--- Start of Items ---

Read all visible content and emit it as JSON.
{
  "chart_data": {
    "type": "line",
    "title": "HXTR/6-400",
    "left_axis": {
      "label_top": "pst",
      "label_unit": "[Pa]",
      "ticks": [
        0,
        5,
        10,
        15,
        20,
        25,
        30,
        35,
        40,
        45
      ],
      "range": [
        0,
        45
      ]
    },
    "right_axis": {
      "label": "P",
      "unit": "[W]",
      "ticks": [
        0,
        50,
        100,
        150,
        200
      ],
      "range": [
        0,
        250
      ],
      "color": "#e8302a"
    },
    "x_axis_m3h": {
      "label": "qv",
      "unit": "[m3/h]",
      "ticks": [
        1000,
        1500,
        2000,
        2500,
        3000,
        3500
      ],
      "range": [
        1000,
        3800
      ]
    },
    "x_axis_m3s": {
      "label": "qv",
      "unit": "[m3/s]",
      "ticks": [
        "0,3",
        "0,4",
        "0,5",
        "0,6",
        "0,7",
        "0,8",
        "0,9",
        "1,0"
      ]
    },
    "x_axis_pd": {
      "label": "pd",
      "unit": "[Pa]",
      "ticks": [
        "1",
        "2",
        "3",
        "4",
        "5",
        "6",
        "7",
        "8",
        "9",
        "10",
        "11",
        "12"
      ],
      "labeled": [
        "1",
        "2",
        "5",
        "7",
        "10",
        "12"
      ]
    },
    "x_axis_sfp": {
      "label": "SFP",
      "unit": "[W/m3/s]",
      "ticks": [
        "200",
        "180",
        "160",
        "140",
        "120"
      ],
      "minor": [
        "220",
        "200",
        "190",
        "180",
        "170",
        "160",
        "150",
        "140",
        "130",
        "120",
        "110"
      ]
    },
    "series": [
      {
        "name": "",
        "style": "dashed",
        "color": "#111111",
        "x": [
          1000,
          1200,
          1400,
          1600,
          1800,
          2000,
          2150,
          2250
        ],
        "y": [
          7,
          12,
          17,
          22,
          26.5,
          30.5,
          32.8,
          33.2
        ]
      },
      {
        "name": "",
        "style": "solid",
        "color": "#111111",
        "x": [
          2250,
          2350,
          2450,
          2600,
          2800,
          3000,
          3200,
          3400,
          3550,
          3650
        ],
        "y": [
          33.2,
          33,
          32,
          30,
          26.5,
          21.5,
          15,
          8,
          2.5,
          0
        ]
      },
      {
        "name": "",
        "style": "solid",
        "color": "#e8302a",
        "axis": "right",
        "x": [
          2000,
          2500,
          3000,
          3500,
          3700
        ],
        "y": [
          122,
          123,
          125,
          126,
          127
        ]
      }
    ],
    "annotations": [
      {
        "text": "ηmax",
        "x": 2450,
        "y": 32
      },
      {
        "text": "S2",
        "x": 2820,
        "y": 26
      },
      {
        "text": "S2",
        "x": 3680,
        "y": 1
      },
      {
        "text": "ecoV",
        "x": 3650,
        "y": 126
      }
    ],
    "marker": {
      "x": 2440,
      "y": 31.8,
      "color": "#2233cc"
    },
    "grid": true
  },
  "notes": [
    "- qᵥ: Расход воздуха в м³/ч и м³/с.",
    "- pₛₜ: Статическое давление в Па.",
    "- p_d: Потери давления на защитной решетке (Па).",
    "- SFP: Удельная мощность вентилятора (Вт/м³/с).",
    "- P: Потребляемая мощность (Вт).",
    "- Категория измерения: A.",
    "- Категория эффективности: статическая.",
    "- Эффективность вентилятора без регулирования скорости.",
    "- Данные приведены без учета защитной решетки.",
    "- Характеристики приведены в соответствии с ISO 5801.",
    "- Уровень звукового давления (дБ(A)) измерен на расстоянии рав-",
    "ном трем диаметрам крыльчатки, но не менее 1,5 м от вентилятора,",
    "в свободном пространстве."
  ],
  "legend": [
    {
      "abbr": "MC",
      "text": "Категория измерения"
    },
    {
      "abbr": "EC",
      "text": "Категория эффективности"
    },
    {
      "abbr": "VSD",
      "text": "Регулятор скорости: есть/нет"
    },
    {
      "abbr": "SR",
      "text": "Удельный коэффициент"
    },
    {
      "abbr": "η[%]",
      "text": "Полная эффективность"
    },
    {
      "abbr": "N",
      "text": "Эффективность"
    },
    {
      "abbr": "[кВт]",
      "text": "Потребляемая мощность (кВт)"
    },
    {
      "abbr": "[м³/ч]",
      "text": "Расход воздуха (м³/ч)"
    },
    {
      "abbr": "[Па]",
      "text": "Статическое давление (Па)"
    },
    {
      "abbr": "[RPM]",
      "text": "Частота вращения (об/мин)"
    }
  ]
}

--- End of Items ---

#### [Task to carry out]
Identify and extract each line of the listing that contains "Статическое".

#### [The solution]
    "- pₛₜ: Статическое давление в Па.",
      "text": "Статическое давление (Па)"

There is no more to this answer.